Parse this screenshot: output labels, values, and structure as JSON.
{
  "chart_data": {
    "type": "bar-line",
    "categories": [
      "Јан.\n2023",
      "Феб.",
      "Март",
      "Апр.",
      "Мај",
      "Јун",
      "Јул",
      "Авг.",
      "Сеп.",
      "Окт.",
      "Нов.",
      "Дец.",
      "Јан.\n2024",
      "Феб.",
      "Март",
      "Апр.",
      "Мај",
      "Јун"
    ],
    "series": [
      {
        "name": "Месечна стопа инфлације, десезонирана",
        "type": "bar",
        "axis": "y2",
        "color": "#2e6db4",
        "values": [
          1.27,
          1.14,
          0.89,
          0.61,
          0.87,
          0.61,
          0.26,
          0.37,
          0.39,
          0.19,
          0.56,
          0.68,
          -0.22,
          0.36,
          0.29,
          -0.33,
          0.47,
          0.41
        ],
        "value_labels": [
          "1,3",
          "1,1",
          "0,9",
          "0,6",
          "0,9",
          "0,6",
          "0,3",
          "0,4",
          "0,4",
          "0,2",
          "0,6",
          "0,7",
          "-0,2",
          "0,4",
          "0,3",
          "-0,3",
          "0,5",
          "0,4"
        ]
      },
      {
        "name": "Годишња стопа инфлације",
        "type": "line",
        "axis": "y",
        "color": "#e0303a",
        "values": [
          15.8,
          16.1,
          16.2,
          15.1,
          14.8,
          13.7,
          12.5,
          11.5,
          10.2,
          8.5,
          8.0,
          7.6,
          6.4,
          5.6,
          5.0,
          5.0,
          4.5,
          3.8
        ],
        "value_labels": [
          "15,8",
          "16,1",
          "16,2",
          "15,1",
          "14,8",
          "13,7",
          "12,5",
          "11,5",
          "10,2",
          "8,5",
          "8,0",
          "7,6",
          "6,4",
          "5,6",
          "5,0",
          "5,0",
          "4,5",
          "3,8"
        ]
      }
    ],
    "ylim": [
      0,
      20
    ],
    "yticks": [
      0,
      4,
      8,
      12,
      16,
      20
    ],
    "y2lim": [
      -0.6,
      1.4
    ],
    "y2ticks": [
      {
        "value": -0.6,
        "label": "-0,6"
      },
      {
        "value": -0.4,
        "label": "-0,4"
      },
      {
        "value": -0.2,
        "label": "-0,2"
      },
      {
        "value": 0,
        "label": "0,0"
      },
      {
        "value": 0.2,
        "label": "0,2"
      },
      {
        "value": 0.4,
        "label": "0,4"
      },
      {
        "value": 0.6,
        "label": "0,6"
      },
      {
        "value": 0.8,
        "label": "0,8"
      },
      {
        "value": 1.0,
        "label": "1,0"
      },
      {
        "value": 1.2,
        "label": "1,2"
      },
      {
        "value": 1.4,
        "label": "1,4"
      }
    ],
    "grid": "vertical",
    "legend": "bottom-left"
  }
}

....

▶ **JOB**
All records above must be set down exactly, please.

▶ **RESPONSE TO THE TASK**
Parse this screenshot: output labels, values, and structure as JSON.
{
  "chart_data": {
    "type": "bar-line",
    "categories": [
      "Јан.\n2023",
      "Феб.",
      "Март",
      "Апр.",
      "Мај",
      "Јун",
      "Јул",
      "Авг.",
      "Сеп.",
      "Окт.",
      "Нов.",
      "Дец.",
      "Јан.\n2024",
      "Феб.",
      "Март",
      "Апр.",
      "Мај",
      "Јун"
    ],
    "series": [
      {
        "name": "Месечна стопа инфлације, десезонирана",
        "type": "bar",
        "axis": "y2",
        "color": "#2e6db4",
        "values": [
          1.27,
          1.14,
          0.89,
          0.61,
          0.87,
          0.61,
          0.26,
          0.37,
          0.39,
          0.19,
          0.56,
          0.68,
          -0.22,
          0.36,
          0.29,
          -0.33,
          0.47,
          0.41
        ],
        "value_labels": [
          "1,3",
          "1,1",
          "0,9",
          "0,6",
          "0,9",
          "0,6",
          "0,3",
          "0,4",
          "0,4",
          "0,2",
          "0,6",
          "0,7",
          "-0,2",
          "0,4",
          "0,3",
          "-0,3",
          "0,5",
          "0,4"
        ]
      },
      {
        "name": "Годишња стопа инфлације",
        "type": "line",
        "axis": "y",
        "color": "#e0303a",
        "values": [
          15.8,
          16.1,
          16.2,
          15.1,
          14.8,
          13.7,
          12.5,
          11.5,
          10.2,
          8.5,
          8.0,
          7.6,
          6.4,
          5.6,
          5.0,
          5.0,
          4.5,
          3.8
        ],
        "value_labels": [
          "15,8",
          "16,1",
          "16,2",
          "15,1",
          "14,8",
          "13,7",
          "12,5",
          "11,5",
          "10,2",
          "8,5",
          "8,0",
          "7,6",
          "6,4",
          "5,6",
          "5,0",
          "5,0",
          "4,5",
          "3,8"
        ]
      }
    ],
    "ylim": [
      0,
      20
    ],
    "yticks": [
      0,
      4,
      8,
      12,
      16,
      20
    ],
    "y2lim": [
      -0.6,
      1.4
    ],
    "y2ticks": [
      {
        "value": -0.6,
        "label": "-0,6"
      },
      {
        "value": -0.4,
        "label": "-0,4"
      },
      {
        "value": -0.2,
        "label": "-0,2"
      },
      {
        "value": 0,
        "label": "0,0"
      },
      {
        "value": 0.2,
        "label": "0,2"
      },
      {
        "value": 0.4,
        "label": "0,4"
      },
      {
        "value": 0.6,
        "label": "0,6"
      },
      {
        "value": 0.8,
        "label": "0,8"
      },
      {
        "value": 1.0,
        "label": "1,0"
      },
      {
        "value": 1.2,
        "label": "1,2"
      },
      {
        "value": 1.4,
        "label": "1,4"
      }
    ],
    "grid": "vertical",
    "legend": "bottom-left"
  }
}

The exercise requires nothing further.